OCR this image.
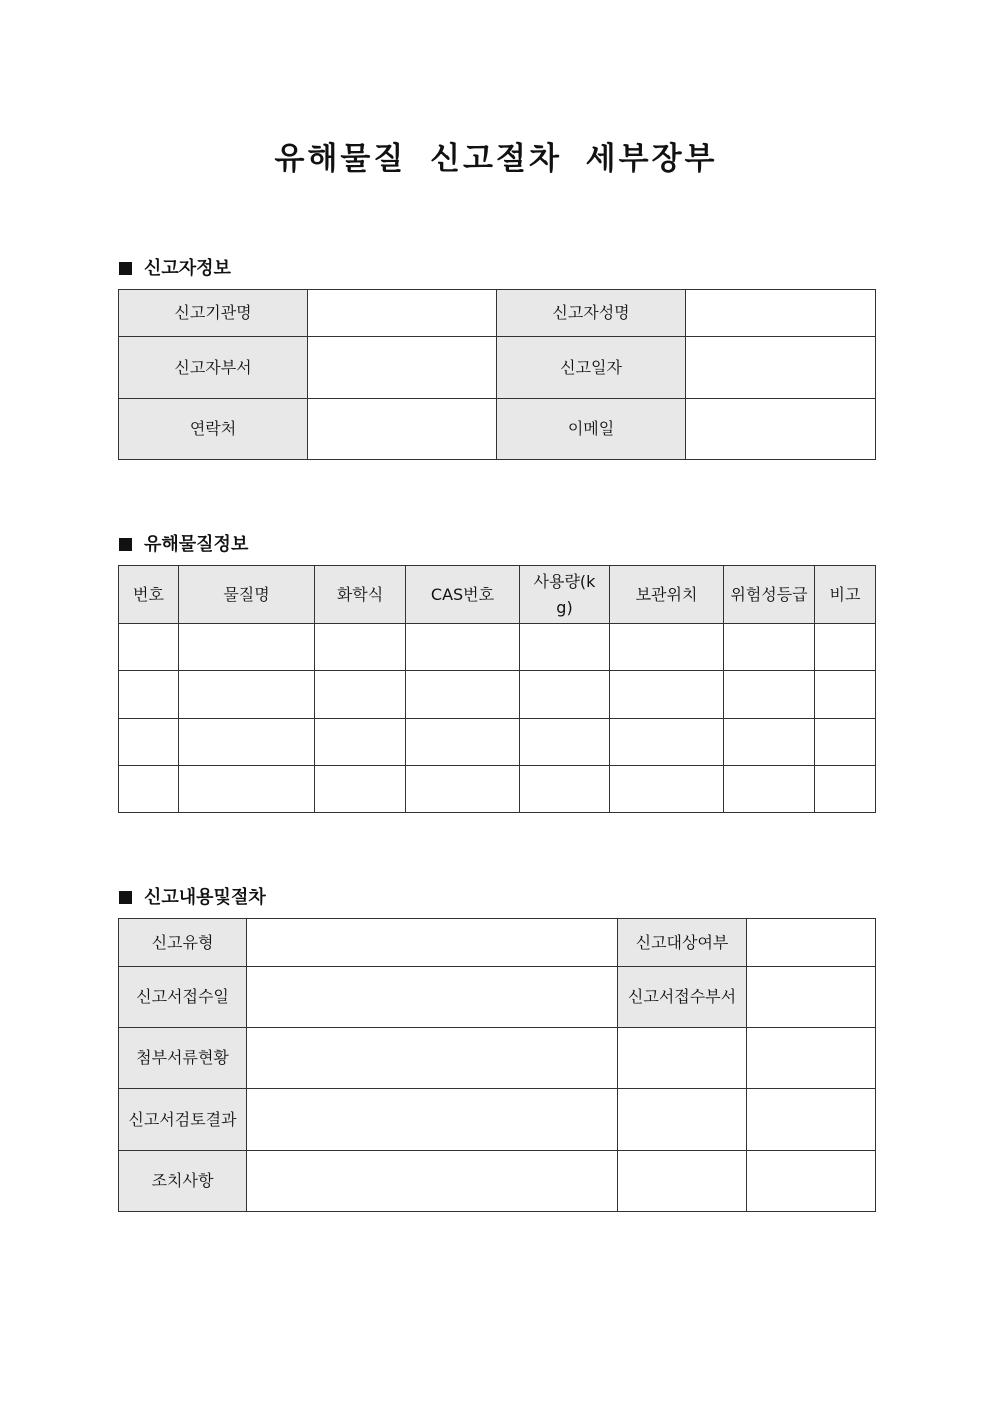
유해물질 신고절차 세부장부
신고자정보
신고기관명		신고자성명	
신고자부서		신고일자	
연락처		이메일	
유해물질정보
번호	물질명	화학식	CAS번호	사용량(kg)	보관위치	위험성등급	비고

신고내용및절차
신고유형		신고대상여부	
신고서접수일		신고서접수부서	
첨부서류현황			
신고서검토결과			
조치사항			
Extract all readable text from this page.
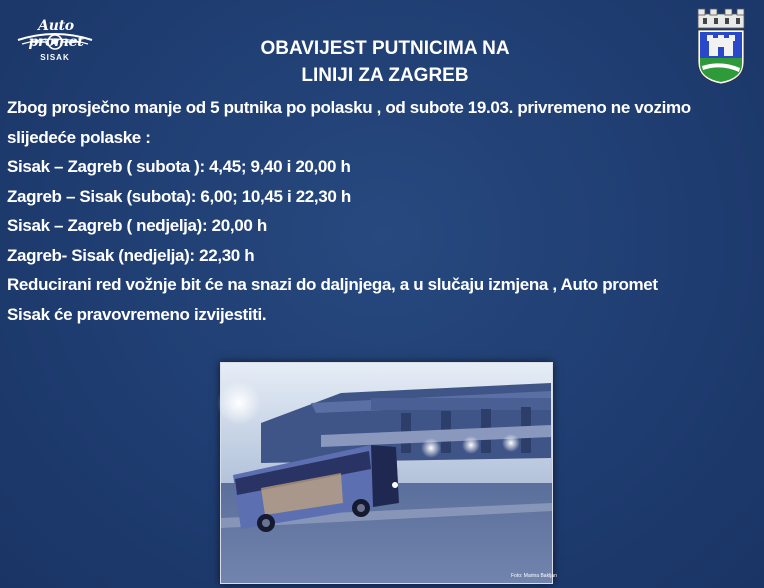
Auto promet
SISAK	OBAVIJEST PUTNICIMA NA
LINIJI ZA ZAGREB
Zbog prosječno manje od 5 putnika po polasku , od subote 19.03. privremeno ne vozimo
slijedeće polaske :
Sisak – Zagreb ( subota ): 4,45; 9,40 i 20,00 h
Zagreb – Sisak (subota): 6,00; 10,45 i 22,30 h
Sisak – Zagreb ( nedjelja): 20,00 h
Zagreb- Sisak (nedjelja): 22,30 h
Reducirani red vožnje bit će na snazi do daljnjega, a u slučaju izmjena , Auto promet
Sisak će pravovremeno izvijestiti.
Foto: Marina Bakljan
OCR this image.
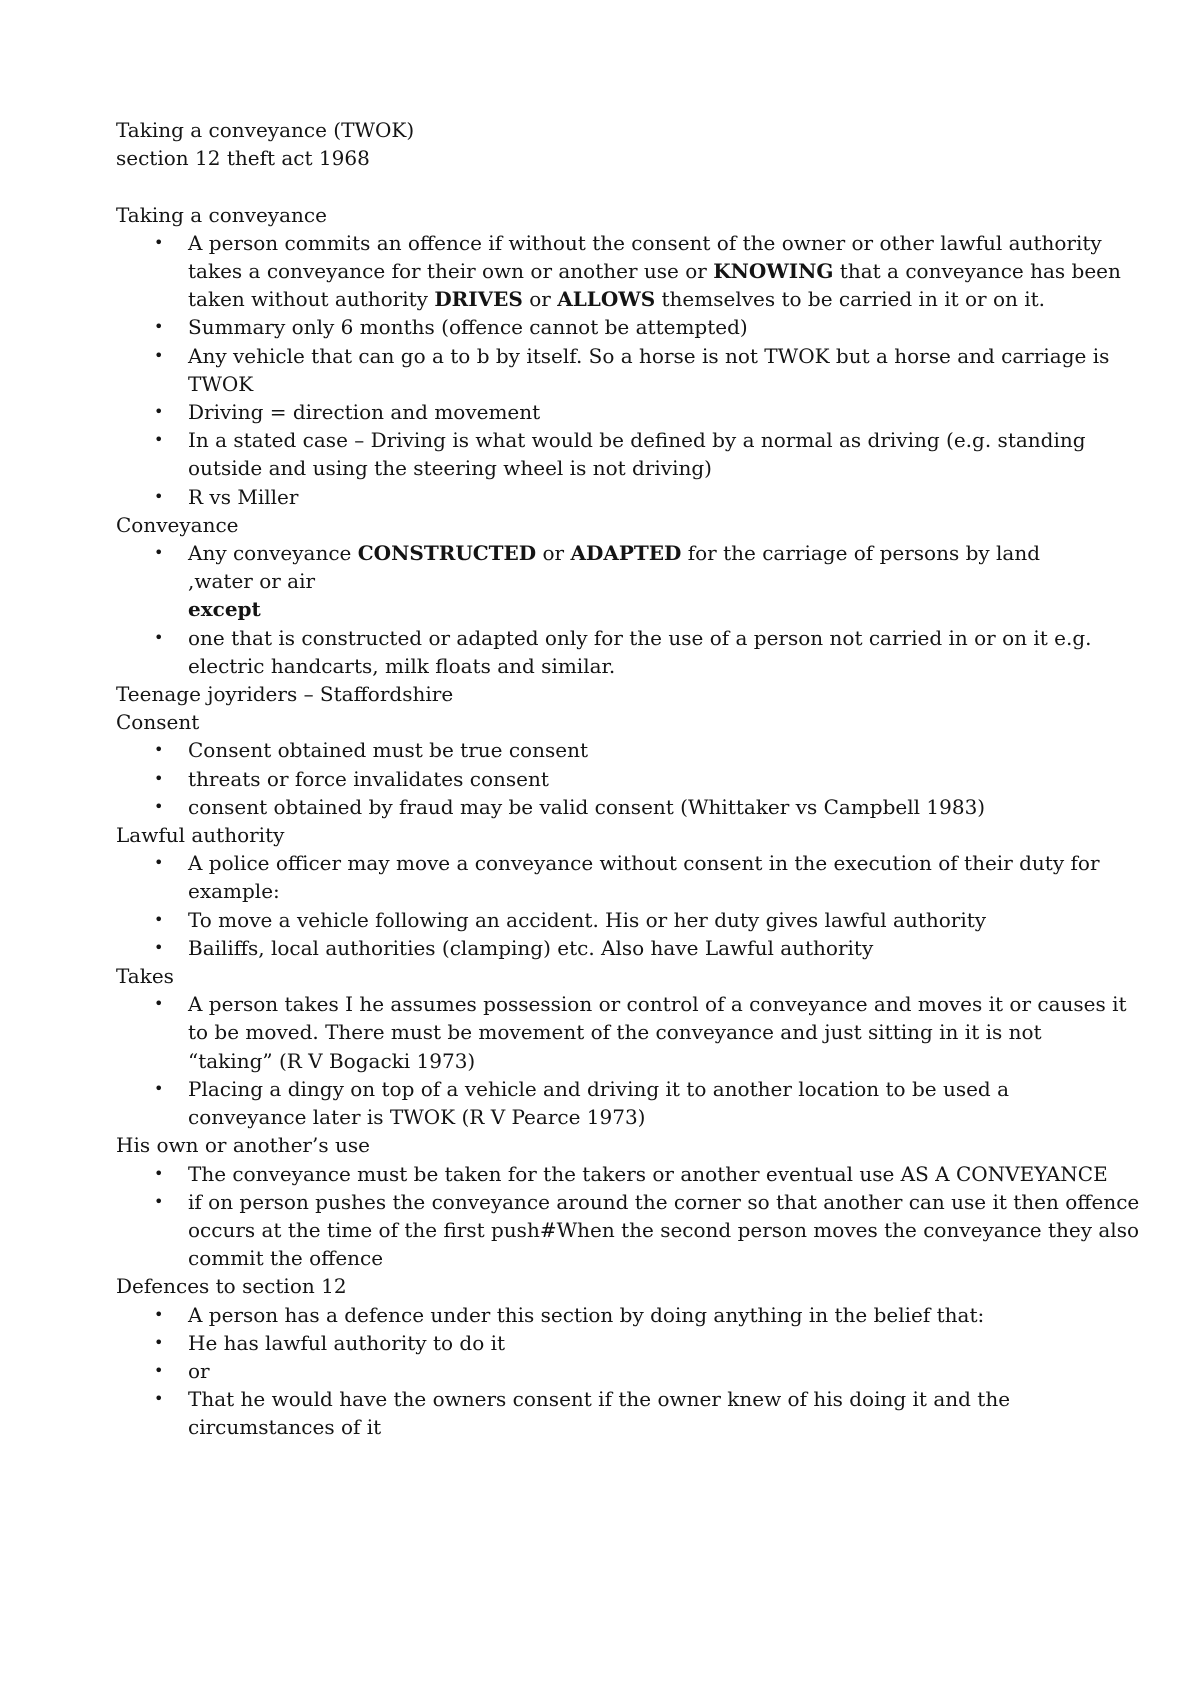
Taking a conveyance (TWOK)

section 12 theft act 1968

Taking a conveyance

• A person commits an offence if without the consent of the owner or other lawful authority
takes a conveyance for their own or another use or KNOWING that a conveyance has been
taken without authority DRIVES or ALLOWS themselves to be carried in it or on it.
• Summary only 6 months (offence cannot be attempted)
• Any vehicle that can go a to b by itself. So a horse is not TWOK but a horse and carriage is
TWOK
• Driving = direction and movement
• In a stated case – Driving is what would be defined by a normal as driving (e.g. standing
outside and using the steering wheel is not driving)
• R vs Miller

Conveyance

• Any conveyance CONSTRUCTED or ADAPTED for the carriage of persons by land
,water or air
except
• one that is constructed or adapted only for the use of a person not carried in or on it e.g.
electric handcarts, milk floats and similar.

Teenage joyriders – Staffordshire

Consent

• Consent obtained must be true consent
• threats or force invalidates consent
• consent obtained by fraud may be valid consent (Whittaker vs Campbell 1983)

Lawful authority

• A police officer may move a conveyance without consent in the execution of their duty for
example:
• To move a vehicle following an accident. His or her duty gives lawful authority
• Bailiffs, local authorities (clamping) etc. Also have Lawful authority

Takes

• A person takes I he assumes possession or control of a conveyance and moves it or causes it
to be moved. There must be movement of the conveyance and just sitting in it is not
“taking” (R V Bogacki 1973)
• Placing a dingy on top of a vehicle and driving it to another location to be used a
conveyance later is TWOK (R V Pearce 1973)

His own or another’s use

• The conveyance must be taken for the takers or another eventual use AS A CONVEYANCE
• if on person pushes the conveyance around the corner so that another can use it then offence
occurs at the time of the first push#When the second person moves the conveyance they also
commit the offence

Defences to section 12

• A person has a defence under this section by doing anything in the belief that:
• He has lawful authority to do it
• or
• That he would have the owners consent if the owner knew of his doing it and the
circumstances of it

**Exercise description:**
Omit the pictures. Output every record above word for word.

**Response:**
OCR this image.
유해물질 신고절차 세부장부
신고자정보
신고기관명		신고자성명	
신고자부서		신고일자	
연락처		이메일	
유해물질정보
번호	물질명	화학식	CAS번호	사용량(kg)	보관위치	위험성등급	비고

신고내용및절차
신고유형		신고대상여부	
신고서접수일		신고서접수부서	
첨부서류현황			
신고서검토결과			
조치사항			
Extract all readable text from this page.
Auto promet
SISAK	OBAVIJEST PUTNICIMA NA
LINIJI ZA ZAGREB
Zbog prosječno manje od 5 putnika po polasku , od subote 19.03. privremeno ne vozimo
slijedeće polaske :
Sisak – Zagreb ( subota ): 4,45; 9,40 i 20,00 h
Zagreb – Sisak (subota): 6,00; 10,45 i 22,30 h
Sisak – Zagreb ( nedjelja): 20,00 h
Zagreb- Sisak (nedjelja): 22,30 h
Reducirani red vožnje bit će na snazi do daljnjega, a u slučaju izmjena , Auto promet
Sisak će pravovremeno izvijestiti.
Foto: Marina Bakljan
OCR this image.
Taking a conveyance (TWOK)

section 12 theft act 1968

Taking a conveyance

• A person commits an offence if without the consent of the owner or other lawful authority
takes a conveyance for their own or another use or KNOWING that a conveyance has been
taken without authority DRIVES or ALLOWS themselves to be carried in it or on it.
• Summary only 6 months (offence cannot be attempted)
• Any vehicle that can go a to b by itself. So a horse is not TWOK but a horse and carriage is
TWOK
• Driving = direction and movement
• In a stated case – Driving is what would be defined by a normal as driving (e.g. standing
outside and using the steering wheel is not driving)
• R vs Miller

Conveyance

• Any conveyance CONSTRUCTED or ADAPTED for the carriage of persons by land
,water or air
except
• one that is constructed or adapted only for the use of a person not carried in or on it e.g.
electric handcarts, milk floats and similar.

Teenage joyriders – Staffordshire

Consent

• Consent obtained must be true consent
• threats or force invalidates consent
• consent obtained by fraud may be valid consent (Whittaker vs Campbell 1983)

Lawful authority

• A police officer may move a conveyance without consent in the execution of their duty for
example:
• To move a vehicle following an accident. His or her duty gives lawful authority
• Bailiffs, local authorities (clamping) etc. Also have Lawful authority

Takes

• A person takes I he assumes possession or control of a conveyance and moves it or causes it
to be moved. There must be movement of the conveyance and just sitting in it is not
“taking” (R V Bogacki 1973)
• Placing a dingy on top of a vehicle and driving it to another location to be used a
conveyance later is TWOK (R V Pearce 1973)

His own or another’s use

• The conveyance must be taken for the takers or another eventual use AS A CONVEYANCE
• if on person pushes the conveyance around the corner so that another can use it then offence
occurs at the time of the first push#When the second person moves the conveyance they also
commit the offence

Defences to section 12

• A person has a defence under this section by doing anything in the belief that:
• He has lawful authority to do it
• or
• That he would have the owners consent if the owner knew of his doing it and the
circumstances of it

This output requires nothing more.